:: Direction ::
Look through the data below. Pick out the lines holding the string "convolutional".

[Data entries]
::::::::::

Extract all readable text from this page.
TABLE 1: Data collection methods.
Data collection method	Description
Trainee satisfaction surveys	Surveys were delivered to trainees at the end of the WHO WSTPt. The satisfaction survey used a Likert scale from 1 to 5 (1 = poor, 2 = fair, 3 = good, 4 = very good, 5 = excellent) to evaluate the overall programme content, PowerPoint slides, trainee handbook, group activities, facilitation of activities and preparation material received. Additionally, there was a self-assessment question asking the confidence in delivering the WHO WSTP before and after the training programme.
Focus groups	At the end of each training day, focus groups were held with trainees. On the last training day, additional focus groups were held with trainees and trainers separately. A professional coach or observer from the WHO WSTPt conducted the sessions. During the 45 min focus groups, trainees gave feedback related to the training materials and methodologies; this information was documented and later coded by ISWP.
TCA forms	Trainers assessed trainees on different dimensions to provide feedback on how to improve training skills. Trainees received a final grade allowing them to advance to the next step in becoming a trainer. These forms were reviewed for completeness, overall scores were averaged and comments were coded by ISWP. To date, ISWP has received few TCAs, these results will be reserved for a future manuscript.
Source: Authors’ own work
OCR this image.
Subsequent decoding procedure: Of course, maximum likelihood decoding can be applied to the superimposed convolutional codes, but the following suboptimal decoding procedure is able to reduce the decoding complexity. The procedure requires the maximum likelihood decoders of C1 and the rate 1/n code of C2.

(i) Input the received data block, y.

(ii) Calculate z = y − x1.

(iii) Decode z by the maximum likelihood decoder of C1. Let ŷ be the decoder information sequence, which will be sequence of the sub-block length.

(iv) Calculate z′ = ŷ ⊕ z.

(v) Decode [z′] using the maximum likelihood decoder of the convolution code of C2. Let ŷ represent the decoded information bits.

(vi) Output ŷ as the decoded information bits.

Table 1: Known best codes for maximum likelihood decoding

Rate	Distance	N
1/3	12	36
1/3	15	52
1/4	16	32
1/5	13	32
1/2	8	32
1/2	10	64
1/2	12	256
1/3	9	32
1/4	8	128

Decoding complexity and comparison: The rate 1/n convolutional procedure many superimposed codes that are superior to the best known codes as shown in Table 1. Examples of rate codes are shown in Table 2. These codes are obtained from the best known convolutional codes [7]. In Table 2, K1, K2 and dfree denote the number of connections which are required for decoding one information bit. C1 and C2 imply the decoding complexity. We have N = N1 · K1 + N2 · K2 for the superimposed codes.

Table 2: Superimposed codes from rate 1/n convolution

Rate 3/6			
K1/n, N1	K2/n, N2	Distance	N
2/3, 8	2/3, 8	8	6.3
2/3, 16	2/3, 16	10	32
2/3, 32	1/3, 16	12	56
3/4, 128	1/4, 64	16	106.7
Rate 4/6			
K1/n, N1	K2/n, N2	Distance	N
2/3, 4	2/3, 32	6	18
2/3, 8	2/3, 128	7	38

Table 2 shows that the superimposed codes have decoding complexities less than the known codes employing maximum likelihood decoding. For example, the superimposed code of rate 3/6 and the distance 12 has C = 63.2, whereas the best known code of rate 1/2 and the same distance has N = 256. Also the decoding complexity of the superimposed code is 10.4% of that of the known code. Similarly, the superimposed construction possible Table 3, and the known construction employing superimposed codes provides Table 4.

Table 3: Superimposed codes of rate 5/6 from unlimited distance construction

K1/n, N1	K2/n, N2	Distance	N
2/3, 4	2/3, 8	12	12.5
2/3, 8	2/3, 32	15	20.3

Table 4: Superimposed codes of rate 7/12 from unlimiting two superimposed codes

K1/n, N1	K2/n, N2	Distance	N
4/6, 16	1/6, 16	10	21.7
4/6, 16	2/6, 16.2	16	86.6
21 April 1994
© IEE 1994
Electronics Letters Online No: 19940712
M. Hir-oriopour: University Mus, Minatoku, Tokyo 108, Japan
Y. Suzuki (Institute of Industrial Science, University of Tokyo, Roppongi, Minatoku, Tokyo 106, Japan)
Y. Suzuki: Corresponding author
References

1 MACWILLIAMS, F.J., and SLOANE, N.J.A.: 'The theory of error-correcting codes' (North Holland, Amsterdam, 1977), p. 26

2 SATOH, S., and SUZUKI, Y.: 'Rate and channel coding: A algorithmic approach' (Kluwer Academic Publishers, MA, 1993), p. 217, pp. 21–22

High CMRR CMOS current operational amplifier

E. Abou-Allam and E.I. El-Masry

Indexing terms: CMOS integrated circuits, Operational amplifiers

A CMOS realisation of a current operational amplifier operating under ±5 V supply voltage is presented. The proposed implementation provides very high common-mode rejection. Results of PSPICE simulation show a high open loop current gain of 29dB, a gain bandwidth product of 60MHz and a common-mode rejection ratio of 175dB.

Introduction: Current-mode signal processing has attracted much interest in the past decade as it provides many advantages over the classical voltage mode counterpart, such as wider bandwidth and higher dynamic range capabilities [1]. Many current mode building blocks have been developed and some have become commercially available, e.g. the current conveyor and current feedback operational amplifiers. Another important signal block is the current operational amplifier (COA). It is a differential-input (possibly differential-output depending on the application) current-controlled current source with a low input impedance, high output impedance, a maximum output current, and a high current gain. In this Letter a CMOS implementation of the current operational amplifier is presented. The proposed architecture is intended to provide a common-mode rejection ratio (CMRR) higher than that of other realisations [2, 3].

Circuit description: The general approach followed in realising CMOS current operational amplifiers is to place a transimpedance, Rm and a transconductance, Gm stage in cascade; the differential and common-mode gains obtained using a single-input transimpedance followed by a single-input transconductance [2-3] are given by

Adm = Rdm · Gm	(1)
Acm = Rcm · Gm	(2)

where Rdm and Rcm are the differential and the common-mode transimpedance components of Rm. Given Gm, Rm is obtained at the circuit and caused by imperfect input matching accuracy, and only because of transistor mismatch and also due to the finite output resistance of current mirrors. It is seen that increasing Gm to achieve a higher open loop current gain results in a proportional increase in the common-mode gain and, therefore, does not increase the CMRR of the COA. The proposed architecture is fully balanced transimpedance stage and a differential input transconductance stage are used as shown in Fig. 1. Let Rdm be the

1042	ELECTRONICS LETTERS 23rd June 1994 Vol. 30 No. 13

::::::::::

:: Reply to the exercise ::
Subsequent decoding procedure: Of course, maximum likelihood decoding can be applied to the superimposed convolutional codes, but the following suboptimal decoding procedure is able to reduce the decoding complexity. The procedure requires the maximum likelihood decoders of C1 and the rate 1/n code of C2.
Decoding complexity and comparison: The rate 1/n convolutional procedure many superimposed codes that are superior to the best known codes as shown in Table 1. Examples of rate codes are shown in Table 2. These codes are obtained from the best known convolutional codes [7]. In Table 2, K1, K2 and dfree denote the number of connections which are required for decoding one information bit. C1 and C2 imply the decoding complexity. We have N = N1 · K1 + N2 · K2 for the superimposed codes.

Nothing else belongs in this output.